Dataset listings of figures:
^^^^
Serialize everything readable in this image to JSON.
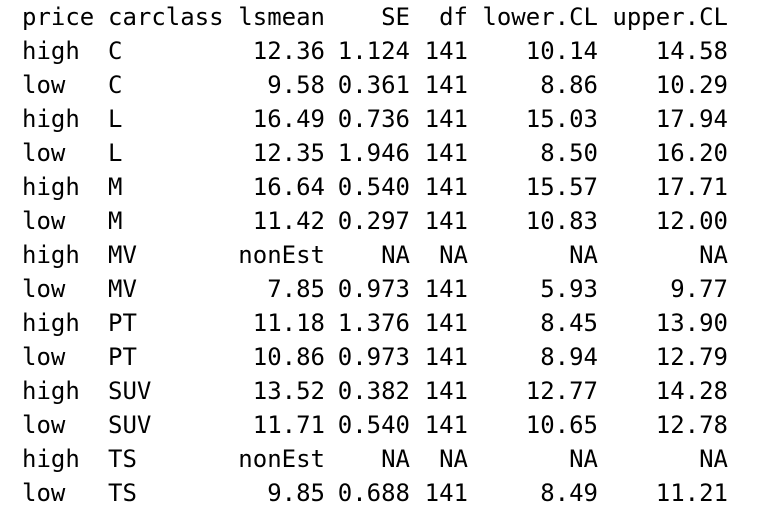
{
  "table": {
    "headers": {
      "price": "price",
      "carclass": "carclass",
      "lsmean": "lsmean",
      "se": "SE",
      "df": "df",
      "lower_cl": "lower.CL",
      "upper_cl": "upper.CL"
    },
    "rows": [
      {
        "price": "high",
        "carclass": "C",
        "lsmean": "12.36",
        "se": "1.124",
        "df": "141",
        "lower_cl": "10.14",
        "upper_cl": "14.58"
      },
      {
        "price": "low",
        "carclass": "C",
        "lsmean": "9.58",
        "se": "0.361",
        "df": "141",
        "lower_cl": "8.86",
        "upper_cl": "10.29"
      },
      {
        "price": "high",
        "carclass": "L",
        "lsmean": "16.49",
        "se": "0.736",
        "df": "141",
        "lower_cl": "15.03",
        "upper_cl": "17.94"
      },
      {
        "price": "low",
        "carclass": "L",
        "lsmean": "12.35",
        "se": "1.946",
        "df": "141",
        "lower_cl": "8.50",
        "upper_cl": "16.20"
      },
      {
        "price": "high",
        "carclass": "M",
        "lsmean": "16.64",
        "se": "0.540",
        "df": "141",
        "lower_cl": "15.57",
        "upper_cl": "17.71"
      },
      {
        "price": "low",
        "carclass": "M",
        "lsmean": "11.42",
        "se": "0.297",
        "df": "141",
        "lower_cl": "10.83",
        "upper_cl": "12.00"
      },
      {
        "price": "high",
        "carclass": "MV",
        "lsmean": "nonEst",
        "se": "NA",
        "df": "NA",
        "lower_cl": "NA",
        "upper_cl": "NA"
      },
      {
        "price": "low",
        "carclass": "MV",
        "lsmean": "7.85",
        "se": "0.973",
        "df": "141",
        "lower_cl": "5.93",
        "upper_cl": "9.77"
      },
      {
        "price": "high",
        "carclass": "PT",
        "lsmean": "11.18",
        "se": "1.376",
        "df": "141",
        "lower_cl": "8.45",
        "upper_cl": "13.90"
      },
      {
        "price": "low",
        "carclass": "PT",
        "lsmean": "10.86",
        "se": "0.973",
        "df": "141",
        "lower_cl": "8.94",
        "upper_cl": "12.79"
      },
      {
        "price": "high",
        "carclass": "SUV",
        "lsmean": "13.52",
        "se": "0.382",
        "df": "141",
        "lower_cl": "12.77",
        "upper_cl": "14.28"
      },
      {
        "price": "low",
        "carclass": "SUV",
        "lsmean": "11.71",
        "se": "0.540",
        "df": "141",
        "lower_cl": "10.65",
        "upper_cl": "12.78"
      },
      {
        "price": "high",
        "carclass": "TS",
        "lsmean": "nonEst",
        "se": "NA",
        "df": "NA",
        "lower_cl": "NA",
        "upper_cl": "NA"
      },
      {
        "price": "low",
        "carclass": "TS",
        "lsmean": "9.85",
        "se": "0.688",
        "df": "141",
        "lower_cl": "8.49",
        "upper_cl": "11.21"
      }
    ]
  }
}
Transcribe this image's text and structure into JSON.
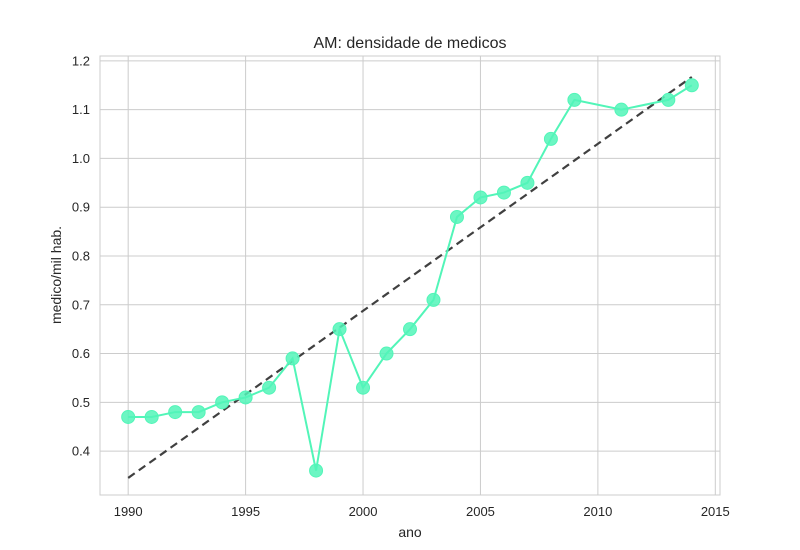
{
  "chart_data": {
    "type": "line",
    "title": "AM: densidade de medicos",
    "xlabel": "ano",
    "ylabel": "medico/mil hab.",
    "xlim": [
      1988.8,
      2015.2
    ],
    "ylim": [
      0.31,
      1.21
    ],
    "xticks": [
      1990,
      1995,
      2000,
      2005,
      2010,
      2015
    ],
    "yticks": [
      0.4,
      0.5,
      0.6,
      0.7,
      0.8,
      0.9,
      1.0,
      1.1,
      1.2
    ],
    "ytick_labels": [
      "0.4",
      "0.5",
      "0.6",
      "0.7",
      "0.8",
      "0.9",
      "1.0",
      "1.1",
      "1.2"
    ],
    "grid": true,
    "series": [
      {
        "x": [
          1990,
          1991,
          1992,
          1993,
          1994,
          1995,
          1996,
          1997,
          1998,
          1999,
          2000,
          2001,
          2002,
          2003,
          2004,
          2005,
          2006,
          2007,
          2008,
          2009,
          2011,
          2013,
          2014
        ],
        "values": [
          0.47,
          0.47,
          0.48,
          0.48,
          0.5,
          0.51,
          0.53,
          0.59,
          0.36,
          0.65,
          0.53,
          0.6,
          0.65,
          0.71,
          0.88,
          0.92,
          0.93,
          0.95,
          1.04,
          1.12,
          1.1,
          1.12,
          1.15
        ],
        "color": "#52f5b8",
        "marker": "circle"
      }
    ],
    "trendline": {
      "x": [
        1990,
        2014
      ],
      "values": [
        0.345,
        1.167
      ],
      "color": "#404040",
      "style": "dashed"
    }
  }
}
^^^^
> REQUEST: Give the entries again word for word, but skip the pictures.

> TASK RESPONSE:
Serialize everything readable in this image to JSON.
{
  "table": {
    "headers": {
      "price": "price",
      "carclass": "carclass",
      "lsmean": "lsmean",
      "se": "SE",
      "df": "df",
      "lower_cl": "lower.CL",
      "upper_cl": "upper.CL"
    },
    "rows": [
      {
        "price": "high",
        "carclass": "C",
        "lsmean": "12.36",
        "se": "1.124",
        "df": "141",
        "lower_cl": "10.14",
        "upper_cl": "14.58"
      },
      {
        "price": "low",
        "carclass": "C",
        "lsmean": "9.58",
        "se": "0.361",
        "df": "141",
        "lower_cl": "8.86",
        "upper_cl": "10.29"
      },
      {
        "price": "high",
        "carclass": "L",
        "lsmean": "16.49",
        "se": "0.736",
        "df": "141",
        "lower_cl": "15.03",
        "upper_cl": "17.94"
      },
      {
        "price": "low",
        "carclass": "L",
        "lsmean": "12.35",
        "se": "1.946",
        "df": "141",
        "lower_cl": "8.50",
        "upper_cl": "16.20"
      },
      {
        "price": "high",
        "carclass": "M",
        "lsmean": "16.64",
        "se": "0.540",
        "df": "141",
        "lower_cl": "15.57",
        "upper_cl": "17.71"
      },
      {
        "price": "low",
        "carclass": "M",
        "lsmean": "11.42",
        "se": "0.297",
        "df": "141",
        "lower_cl": "10.83",
        "upper_cl": "12.00"
      },
      {
        "price": "high",
        "carclass": "MV",
        "lsmean": "nonEst",
        "se": "NA",
        "df": "NA",
        "lower_cl": "NA",
        "upper_cl": "NA"
      },
      {
        "price": "low",
        "carclass": "MV",
        "lsmean": "7.85",
        "se": "0.973",
        "df": "141",
        "lower_cl": "5.93",
        "upper_cl": "9.77"
      },
      {
        "price": "high",
        "carclass": "PT",
        "lsmean": "11.18",
        "se": "1.376",
        "df": "141",
        "lower_cl": "8.45",
        "upper_cl": "13.90"
      },
      {
        "price": "low",
        "carclass": "PT",
        "lsmean": "10.86",
        "se": "0.973",
        "df": "141",
        "lower_cl": "8.94",
        "upper_cl": "12.79"
      },
      {
        "price": "high",
        "carclass": "SUV",
        "lsmean": "13.52",
        "se": "0.382",
        "df": "141",
        "lower_cl": "12.77",
        "upper_cl": "14.28"
      },
      {
        "price": "low",
        "carclass": "SUV",
        "lsmean": "11.71",
        "se": "0.540",
        "df": "141",
        "lower_cl": "10.65",
        "upper_cl": "12.78"
      },
      {
        "price": "high",
        "carclass": "TS",
        "lsmean": "nonEst",
        "se": "NA",
        "df": "NA",
        "lower_cl": "NA",
        "upper_cl": "NA"
      },
      {
        "price": "low",
        "carclass": "TS",
        "lsmean": "9.85",
        "se": "0.688",
        "df": "141",
        "lower_cl": "8.49",
        "upper_cl": "11.21"
      }
    ]
  }
}
Transcribe this image's text and structure into JSON.
{
  "chart_data": {
    "type": "line",
    "title": "AM: densidade de medicos",
    "xlabel": "ano",
    "ylabel": "medico/mil hab.",
    "xlim": [
      1988.8,
      2015.2
    ],
    "ylim": [
      0.31,
      1.21
    ],
    "xticks": [
      1990,
      1995,
      2000,
      2005,
      2010,
      2015
    ],
    "yticks": [
      0.4,
      0.5,
      0.6,
      0.7,
      0.8,
      0.9,
      1.0,
      1.1,
      1.2
    ],
    "ytick_labels": [
      "0.4",
      "0.5",
      "0.6",
      "0.7",
      "0.8",
      "0.9",
      "1.0",
      "1.1",
      "1.2"
    ],
    "grid": true,
    "series": [
      {
        "x": [
          1990,
          1991,
          1992,
          1993,
          1994,
          1995,
          1996,
          1997,
          1998,
          1999,
          2000,
          2001,
          2002,
          2003,
          2004,
          2005,
          2006,
          2007,
          2008,
          2009,
          2011,
          2013,
          2014
        ],
        "values": [
          0.47,
          0.47,
          0.48,
          0.48,
          0.5,
          0.51,
          0.53,
          0.59,
          0.36,
          0.65,
          0.53,
          0.6,
          0.65,
          0.71,
          0.88,
          0.92,
          0.93,
          0.95,
          1.04,
          1.12,
          1.1,
          1.12,
          1.15
        ],
        "color": "#52f5b8",
        "marker": "circle"
      }
    ],
    "trendline": {
      "x": [
        1990,
        2014
      ],
      "values": [
        0.345,
        1.167
      ],
      "color": "#404040",
      "style": "dashed"
    }
  }
}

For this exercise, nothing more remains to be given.